(RECORDS SUPPLIED Opens)
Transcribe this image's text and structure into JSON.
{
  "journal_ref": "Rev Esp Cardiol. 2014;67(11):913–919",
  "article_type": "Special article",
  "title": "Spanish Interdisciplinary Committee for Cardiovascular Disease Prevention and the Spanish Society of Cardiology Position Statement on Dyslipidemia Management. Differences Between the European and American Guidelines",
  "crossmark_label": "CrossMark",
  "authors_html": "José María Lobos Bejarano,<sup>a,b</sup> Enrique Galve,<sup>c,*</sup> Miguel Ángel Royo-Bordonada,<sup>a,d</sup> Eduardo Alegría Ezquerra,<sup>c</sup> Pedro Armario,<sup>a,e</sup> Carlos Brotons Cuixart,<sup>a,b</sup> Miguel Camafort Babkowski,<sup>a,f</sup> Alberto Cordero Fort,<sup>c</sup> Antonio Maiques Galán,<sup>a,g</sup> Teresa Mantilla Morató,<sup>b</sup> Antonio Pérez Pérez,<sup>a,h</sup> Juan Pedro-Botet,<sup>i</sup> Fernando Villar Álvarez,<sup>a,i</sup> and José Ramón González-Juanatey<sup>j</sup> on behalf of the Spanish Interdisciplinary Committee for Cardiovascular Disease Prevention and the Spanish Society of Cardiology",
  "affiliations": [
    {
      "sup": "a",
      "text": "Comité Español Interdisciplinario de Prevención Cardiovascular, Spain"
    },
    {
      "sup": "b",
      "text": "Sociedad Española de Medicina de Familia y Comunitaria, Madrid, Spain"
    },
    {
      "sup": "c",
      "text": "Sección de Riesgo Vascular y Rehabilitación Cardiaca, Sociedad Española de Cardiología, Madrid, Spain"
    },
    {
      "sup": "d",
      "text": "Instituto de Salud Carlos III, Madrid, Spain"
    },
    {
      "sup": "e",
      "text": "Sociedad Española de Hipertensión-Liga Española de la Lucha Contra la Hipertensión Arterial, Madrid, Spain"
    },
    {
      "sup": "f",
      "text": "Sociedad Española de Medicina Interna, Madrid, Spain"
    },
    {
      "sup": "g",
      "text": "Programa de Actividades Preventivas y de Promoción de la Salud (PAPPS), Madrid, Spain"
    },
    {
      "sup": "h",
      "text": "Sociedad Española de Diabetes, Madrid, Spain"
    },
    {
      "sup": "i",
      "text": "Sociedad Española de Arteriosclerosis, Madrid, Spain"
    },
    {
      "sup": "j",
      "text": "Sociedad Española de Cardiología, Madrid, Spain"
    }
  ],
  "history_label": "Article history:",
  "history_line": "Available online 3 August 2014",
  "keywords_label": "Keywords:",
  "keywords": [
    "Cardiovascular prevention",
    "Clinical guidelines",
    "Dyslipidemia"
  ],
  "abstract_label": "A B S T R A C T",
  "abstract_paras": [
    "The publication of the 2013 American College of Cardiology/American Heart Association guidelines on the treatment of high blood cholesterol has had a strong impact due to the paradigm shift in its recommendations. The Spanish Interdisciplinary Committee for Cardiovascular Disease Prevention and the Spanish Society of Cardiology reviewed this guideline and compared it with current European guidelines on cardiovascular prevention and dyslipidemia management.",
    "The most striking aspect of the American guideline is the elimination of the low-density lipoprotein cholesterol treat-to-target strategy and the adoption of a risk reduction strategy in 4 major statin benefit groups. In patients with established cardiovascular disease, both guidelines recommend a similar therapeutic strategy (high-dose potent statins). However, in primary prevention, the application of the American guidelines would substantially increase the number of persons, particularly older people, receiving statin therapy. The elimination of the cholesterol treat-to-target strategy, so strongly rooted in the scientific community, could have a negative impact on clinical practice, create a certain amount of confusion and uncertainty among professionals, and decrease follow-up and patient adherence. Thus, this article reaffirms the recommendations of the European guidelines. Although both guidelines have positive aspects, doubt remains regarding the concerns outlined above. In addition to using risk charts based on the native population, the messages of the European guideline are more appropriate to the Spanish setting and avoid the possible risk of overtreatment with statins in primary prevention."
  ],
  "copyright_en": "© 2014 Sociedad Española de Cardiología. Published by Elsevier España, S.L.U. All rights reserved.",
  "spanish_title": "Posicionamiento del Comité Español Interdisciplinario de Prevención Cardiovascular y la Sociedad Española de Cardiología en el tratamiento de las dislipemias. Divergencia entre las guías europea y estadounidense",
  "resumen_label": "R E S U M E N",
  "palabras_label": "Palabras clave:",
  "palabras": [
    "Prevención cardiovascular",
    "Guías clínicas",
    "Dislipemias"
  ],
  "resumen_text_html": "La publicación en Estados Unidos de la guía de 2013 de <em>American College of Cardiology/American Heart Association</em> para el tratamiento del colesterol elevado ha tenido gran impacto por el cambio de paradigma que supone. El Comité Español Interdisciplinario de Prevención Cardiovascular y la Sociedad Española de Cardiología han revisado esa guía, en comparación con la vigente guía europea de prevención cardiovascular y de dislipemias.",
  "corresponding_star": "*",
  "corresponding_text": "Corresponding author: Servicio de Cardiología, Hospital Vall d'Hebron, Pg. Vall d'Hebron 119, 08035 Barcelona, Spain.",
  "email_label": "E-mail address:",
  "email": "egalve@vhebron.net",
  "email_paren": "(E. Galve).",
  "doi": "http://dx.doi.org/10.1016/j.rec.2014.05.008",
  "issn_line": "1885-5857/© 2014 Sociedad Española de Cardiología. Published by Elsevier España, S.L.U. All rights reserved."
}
(RECORDS SUPPLIED Closes)
EXERCISE REQUIREMENTS. Among the lines above, which ones include the word "rights"? Copy them.

SOLVED PROBLEM.
  "copyright_en": "© 2014 Sociedad Española de Cardiología. Published by Elsevier España, S.L.U. All rights reserved.",
  "issn_line": "1885-5857/© 2014 Sociedad Española de Cardiología. Published by Elsevier España, S.L.U. All rights reserved."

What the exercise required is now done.